Quote the whole listing word for word, please.
>>>>>
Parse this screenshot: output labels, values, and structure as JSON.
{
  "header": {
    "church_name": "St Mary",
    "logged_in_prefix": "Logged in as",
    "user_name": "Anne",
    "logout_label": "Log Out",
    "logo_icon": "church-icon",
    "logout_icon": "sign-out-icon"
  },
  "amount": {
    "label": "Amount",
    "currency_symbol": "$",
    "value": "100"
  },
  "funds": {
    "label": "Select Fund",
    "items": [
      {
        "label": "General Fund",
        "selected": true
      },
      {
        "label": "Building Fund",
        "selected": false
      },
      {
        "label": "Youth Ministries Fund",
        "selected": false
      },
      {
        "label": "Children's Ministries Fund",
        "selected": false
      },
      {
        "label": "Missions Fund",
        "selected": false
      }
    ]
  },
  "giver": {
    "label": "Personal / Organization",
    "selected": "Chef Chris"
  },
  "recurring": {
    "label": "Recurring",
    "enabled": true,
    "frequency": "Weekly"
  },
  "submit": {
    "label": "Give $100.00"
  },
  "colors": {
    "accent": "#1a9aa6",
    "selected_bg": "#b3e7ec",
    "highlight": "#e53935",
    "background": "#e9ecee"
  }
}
<<<<<
## Result of this exercise:
Parse this screenshot: output labels, values, and structure as JSON.
{
  "header": {
    "church_name": "St Mary",
    "logged_in_prefix": "Logged in as",
    "user_name": "Anne",
    "logout_label": "Log Out",
    "logo_icon": "church-icon",
    "logout_icon": "sign-out-icon"
  },
  "amount": {
    "label": "Amount",
    "currency_symbol": "$",
    "value": "100"
  },
  "funds": {
    "label": "Select Fund",
    "items": [
      {
        "label": "General Fund",
        "selected": true
      },
      {
        "label": "Building Fund",
        "selected": false
      },
      {
        "label": "Youth Ministries Fund",
        "selected": false
      },
      {
        "label": "Children's Ministries Fund",
        "selected": false
      },
      {
        "label": "Missions Fund",
        "selected": false
      }
    ]
  },
  "giver": {
    "label": "Personal / Organization",
    "selected": "Chef Chris"
  },
  "recurring": {
    "label": "Recurring",
    "enabled": true,
    "frequency": "Weekly"
  },
  "submit": {
    "label": "Give $100.00"
  },
  "colors": {
    "accent": "#1a9aa6",
    "selected_bg": "#b3e7ec",
    "highlight": "#e53935",
    "background": "#e9ecee"
  }
}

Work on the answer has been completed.